Written request: Copy out the whole listing exactly as written, leaving the pictures behind.

— start Material supplied —

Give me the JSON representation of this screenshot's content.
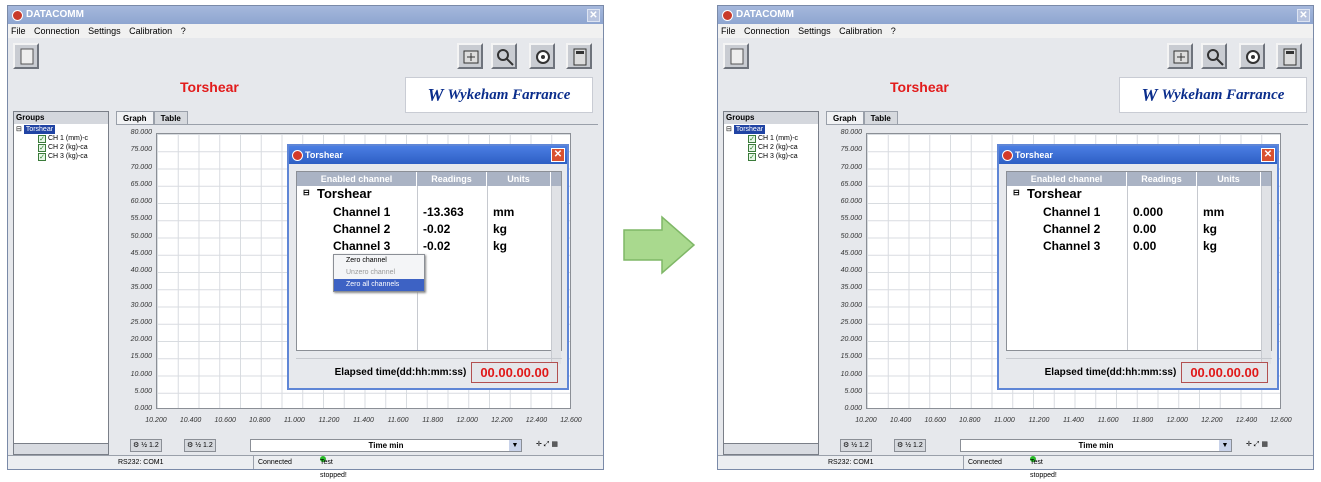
{
  "window_title": "DATACOMM",
  "menu": [
    "File",
    "Connection",
    "Settings",
    "Calibration",
    "?"
  ],
  "app_title": "Torshear",
  "logo_text": "Wykeham Farrance",
  "groups": {
    "header": "Groups",
    "root": "Torshear",
    "channels": [
      "CH 1 (mm)-c",
      "CH 2 (kg)-ca",
      "CH 3 (kg)-ca"
    ]
  },
  "tabs": [
    "Graph",
    "Table"
  ],
  "y_ticks": [
    "80.000",
    "75.000",
    "70.000",
    "65.000",
    "60.000",
    "55.000",
    "50.000",
    "45.000",
    "40.000",
    "35.000",
    "30.000",
    "25.000",
    "20.000",
    "15.000",
    "10.000",
    "5.000",
    "0.000"
  ],
  "x_ticks": [
    "10.200",
    "10.400",
    "10.600",
    "10.800",
    "11.000",
    "11.200",
    "11.400",
    "11.600",
    "11.800",
    "12.000",
    "12.200",
    "12.400",
    "12.600"
  ],
  "axis_selector": "Time min",
  "status": {
    "port": "RS232: COM1",
    "connection": "Connected",
    "test": "Test stopped!"
  },
  "dialog": {
    "title": "Torshear",
    "columns": [
      "Enabled channel",
      "Readings",
      "Units"
    ],
    "group": "Torshear",
    "elapsed_label": "Elapsed time(dd:hh:mm:ss)",
    "elapsed_value": "00.00.00.00"
  },
  "before": {
    "rows": [
      {
        "channel": "Channel 1",
        "reading": "-13.363",
        "unit": "mm"
      },
      {
        "channel": "Channel 2",
        "reading": "-0.02",
        "unit": "kg"
      },
      {
        "channel": "Channel 3",
        "reading": "-0.02",
        "unit": "kg"
      }
    ],
    "context_menu": [
      "Zero channel",
      "Unzero channel",
      "Zero all channels"
    ]
  },
  "after": {
    "rows": [
      {
        "channel": "Channel 1",
        "reading": "0.000",
        "unit": "mm"
      },
      {
        "channel": "Channel 2",
        "reading": "0.00",
        "unit": "kg"
      },
      {
        "channel": "Channel 3",
        "reading": "0.00",
        "unit": "kg"
      }
    ]
  },
  "colors": {
    "title_red": "#e21b1b",
    "logo_blue": "#0a2d8c",
    "dialog_title_blue": "#2e5fc4",
    "arrow_green": "#a9d98e"
  }
}
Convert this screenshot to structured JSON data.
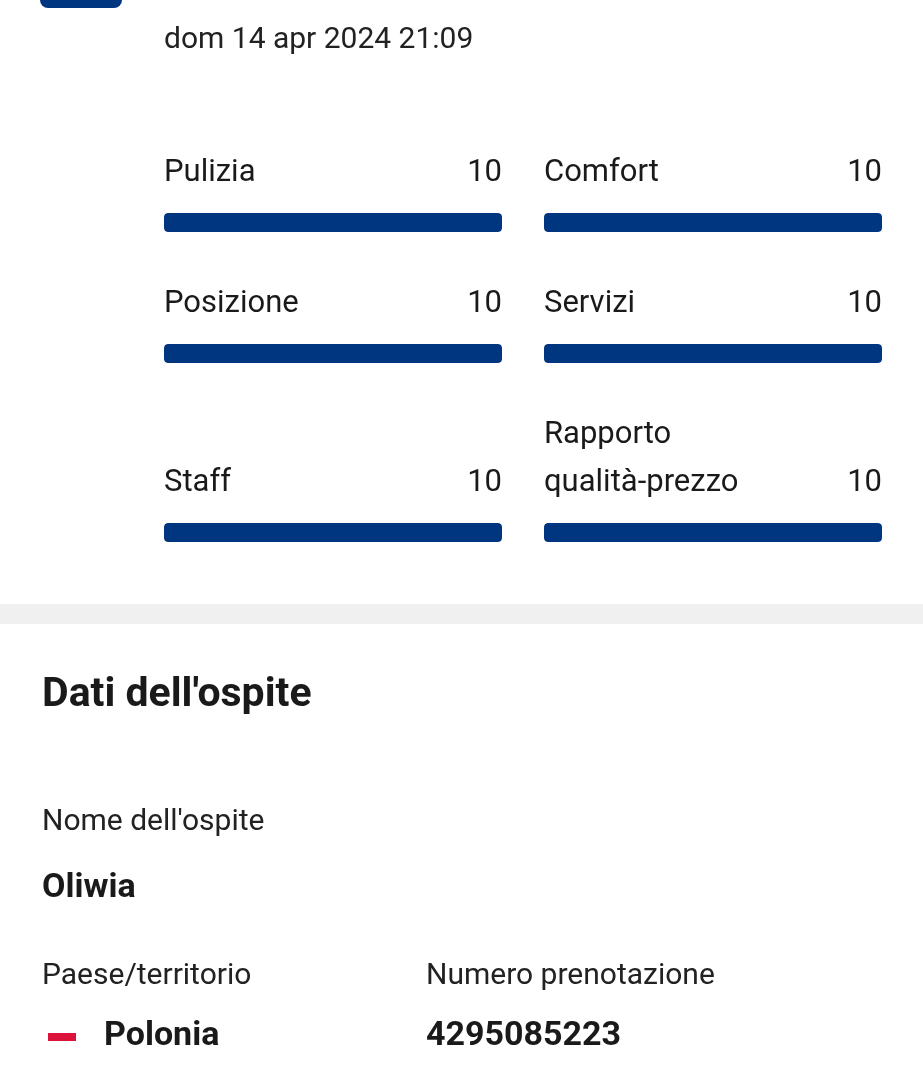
{
  "review": {
    "date": "dom 14 apr 2024 21:09",
    "rating_rows": [
      {
        "ratings": [
          {
            "label": "Pulizia",
            "score": "10",
            "level": 1
          },
          {
            "label": "Comfort",
            "score": "10",
            "level": 1
          }
        ]
      },
      {
        "ratings": [
          {
            "label": "Posizione",
            "score": "10",
            "level": 1
          },
          {
            "label": "Servizi",
            "score": "10",
            "level": 1
          }
        ]
      },
      {
        "ratings": [
          {
            "label": "Staff",
            "score": "10",
            "level": 1
          },
          {
            "label": "Rapporto qualità-prezzo",
            "score": "10",
            "level": 1
          }
        ]
      }
    ]
  },
  "guest": {
    "title": "Dati dell'ospite",
    "fields": [
      {
        "label": "Nome dell'ospite",
        "value": "Oliwia"
      }
    ],
    "country": {
      "label": "Paese/territorio",
      "value": "Polonia"
    },
    "booking": {
      "label": "Numero prenotazione",
      "value": "4295085223"
    }
  }
}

— end Material supplied —

Solved problem:
Give me the JSON representation of this screenshot's content.
{
  "window_title": "DATACOMM",
  "menu": [
    "File",
    "Connection",
    "Settings",
    "Calibration",
    "?"
  ],
  "app_title": "Torshear",
  "logo_text": "Wykeham Farrance",
  "groups": {
    "header": "Groups",
    "root": "Torshear",
    "channels": [
      "CH 1 (mm)-c",
      "CH 2 (kg)-ca",
      "CH 3 (kg)-ca"
    ]
  },
  "tabs": [
    "Graph",
    "Table"
  ],
  "y_ticks": [
    "80.000",
    "75.000",
    "70.000",
    "65.000",
    "60.000",
    "55.000",
    "50.000",
    "45.000",
    "40.000",
    "35.000",
    "30.000",
    "25.000",
    "20.000",
    "15.000",
    "10.000",
    "5.000",
    "0.000"
  ],
  "x_ticks": [
    "10.200",
    "10.400",
    "10.600",
    "10.800",
    "11.000",
    "11.200",
    "11.400",
    "11.600",
    "11.800",
    "12.000",
    "12.200",
    "12.400",
    "12.600"
  ],
  "axis_selector": "Time min",
  "status": {
    "port": "RS232: COM1",
    "connection": "Connected",
    "test": "Test stopped!"
  },
  "dialog": {
    "title": "Torshear",
    "columns": [
      "Enabled channel",
      "Readings",
      "Units"
    ],
    "group": "Torshear",
    "elapsed_label": "Elapsed time(dd:hh:mm:ss)",
    "elapsed_value": "00.00.00.00"
  },
  "before": {
    "rows": [
      {
        "channel": "Channel 1",
        "reading": "-13.363",
        "unit": "mm"
      },
      {
        "channel": "Channel 2",
        "reading": "-0.02",
        "unit": "kg"
      },
      {
        "channel": "Channel 3",
        "reading": "-0.02",
        "unit": "kg"
      }
    ],
    "context_menu": [
      "Zero channel",
      "Unzero channel",
      "Zero all channels"
    ]
  },
  "after": {
    "rows": [
      {
        "channel": "Channel 1",
        "reading": "0.000",
        "unit": "mm"
      },
      {
        "channel": "Channel 2",
        "reading": "0.00",
        "unit": "kg"
      },
      {
        "channel": "Channel 3",
        "reading": "0.00",
        "unit": "kg"
      }
    ]
  },
  "colors": {
    "title_red": "#e21b1b",
    "logo_blue": "#0a2d8c",
    "dialog_title_blue": "#2e5fc4",
    "arrow_green": "#a9d98e"
  }
}
Convert this screenshot to structured JSON data.
{
  "review": {
    "date": "dom 14 apr 2024 21:09",
    "rating_rows": [
      {
        "ratings": [
          {
            "label": "Pulizia",
            "score": "10",
            "level": 1
          },
          {
            "label": "Comfort",
            "score": "10",
            "level": 1
          }
        ]
      },
      {
        "ratings": [
          {
            "label": "Posizione",
            "score": "10",
            "level": 1
          },
          {
            "label": "Servizi",
            "score": "10",
            "level": 1
          }
        ]
      },
      {
        "ratings": [
          {
            "label": "Staff",
            "score": "10",
            "level": 1
          },
          {
            "label": "Rapporto qualità-prezzo",
            "score": "10",
            "level": 1
          }
        ]
      }
    ]
  },
  "guest": {
    "title": "Dati dell'ospite",
    "fields": [
      {
        "label": "Nome dell'ospite",
        "value": "Oliwia"
      }
    ],
    "country": {
      "label": "Paese/territorio",
      "value": "Polonia"
    },
    "booking": {
      "label": "Numero prenotazione",
      "value": "4295085223"
    }
  }
}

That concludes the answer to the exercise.